▼
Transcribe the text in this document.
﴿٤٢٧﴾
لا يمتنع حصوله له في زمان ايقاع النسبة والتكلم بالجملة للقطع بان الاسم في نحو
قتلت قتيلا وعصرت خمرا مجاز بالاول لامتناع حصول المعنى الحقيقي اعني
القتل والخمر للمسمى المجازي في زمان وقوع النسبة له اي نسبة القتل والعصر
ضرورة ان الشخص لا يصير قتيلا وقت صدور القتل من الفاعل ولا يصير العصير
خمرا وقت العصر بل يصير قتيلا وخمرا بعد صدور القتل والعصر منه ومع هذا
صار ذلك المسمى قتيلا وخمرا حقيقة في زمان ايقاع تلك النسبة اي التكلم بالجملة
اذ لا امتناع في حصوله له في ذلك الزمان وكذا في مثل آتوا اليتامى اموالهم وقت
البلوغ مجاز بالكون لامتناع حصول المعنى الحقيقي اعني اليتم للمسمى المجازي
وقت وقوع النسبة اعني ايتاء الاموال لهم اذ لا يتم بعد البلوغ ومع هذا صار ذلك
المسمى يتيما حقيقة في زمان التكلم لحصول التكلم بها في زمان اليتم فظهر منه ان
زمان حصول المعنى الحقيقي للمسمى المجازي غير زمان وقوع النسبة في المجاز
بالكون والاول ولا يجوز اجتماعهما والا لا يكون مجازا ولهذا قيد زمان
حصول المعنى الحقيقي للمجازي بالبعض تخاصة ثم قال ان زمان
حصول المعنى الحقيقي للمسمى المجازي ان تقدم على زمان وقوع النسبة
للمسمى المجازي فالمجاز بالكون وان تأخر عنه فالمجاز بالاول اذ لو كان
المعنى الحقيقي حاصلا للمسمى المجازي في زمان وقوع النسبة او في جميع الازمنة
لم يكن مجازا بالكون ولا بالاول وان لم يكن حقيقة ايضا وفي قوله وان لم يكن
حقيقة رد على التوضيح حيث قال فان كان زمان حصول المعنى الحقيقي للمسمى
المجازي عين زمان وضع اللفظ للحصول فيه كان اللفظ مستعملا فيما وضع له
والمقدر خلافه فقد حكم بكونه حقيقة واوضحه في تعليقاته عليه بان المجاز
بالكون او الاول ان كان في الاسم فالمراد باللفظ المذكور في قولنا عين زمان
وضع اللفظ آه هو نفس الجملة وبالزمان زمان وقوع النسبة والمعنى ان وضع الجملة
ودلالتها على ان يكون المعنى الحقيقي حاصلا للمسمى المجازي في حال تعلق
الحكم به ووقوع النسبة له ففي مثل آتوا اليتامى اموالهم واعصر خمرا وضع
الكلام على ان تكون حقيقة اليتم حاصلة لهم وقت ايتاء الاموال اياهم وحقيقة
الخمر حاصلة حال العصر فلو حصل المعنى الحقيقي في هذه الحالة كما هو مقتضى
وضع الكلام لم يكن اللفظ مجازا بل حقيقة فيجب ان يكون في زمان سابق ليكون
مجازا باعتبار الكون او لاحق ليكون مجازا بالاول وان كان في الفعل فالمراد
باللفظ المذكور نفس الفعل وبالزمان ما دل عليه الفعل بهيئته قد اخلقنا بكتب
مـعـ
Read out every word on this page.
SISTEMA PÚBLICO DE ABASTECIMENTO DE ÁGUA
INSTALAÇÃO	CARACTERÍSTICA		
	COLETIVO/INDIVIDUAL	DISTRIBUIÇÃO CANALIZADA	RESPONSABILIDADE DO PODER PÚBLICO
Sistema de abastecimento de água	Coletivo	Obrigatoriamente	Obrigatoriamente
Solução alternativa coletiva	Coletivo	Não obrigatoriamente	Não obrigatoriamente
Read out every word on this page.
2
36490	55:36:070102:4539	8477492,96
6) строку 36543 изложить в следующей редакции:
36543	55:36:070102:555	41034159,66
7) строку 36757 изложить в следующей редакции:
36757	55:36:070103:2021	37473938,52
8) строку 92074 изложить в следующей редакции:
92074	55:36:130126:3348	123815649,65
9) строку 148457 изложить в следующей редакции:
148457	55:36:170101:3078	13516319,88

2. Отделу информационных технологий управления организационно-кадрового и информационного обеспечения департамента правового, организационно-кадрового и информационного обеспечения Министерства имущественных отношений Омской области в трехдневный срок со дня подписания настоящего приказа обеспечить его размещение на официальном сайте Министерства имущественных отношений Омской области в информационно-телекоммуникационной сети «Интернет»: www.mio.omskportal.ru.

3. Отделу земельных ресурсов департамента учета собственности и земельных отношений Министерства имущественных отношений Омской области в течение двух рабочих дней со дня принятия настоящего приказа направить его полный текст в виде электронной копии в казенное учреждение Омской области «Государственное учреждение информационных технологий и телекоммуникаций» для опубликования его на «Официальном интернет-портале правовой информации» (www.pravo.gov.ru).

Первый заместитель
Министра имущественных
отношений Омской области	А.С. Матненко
▲
Your goal. All lines above containing the string "القتل" are to be collected.

Finished task.
القتل والخمر للمسمى المجازي في زمان وقوع النسبة له اي نسبة القتل والعصر
ضرورة ان الشخص لا يصير قتيلا وقت صدور القتل من الفاعل ولا يصير العصير
خمرا وقت العصر بل يصير قتيلا وخمرا بعد صدور القتل والعصر منه ومع هذا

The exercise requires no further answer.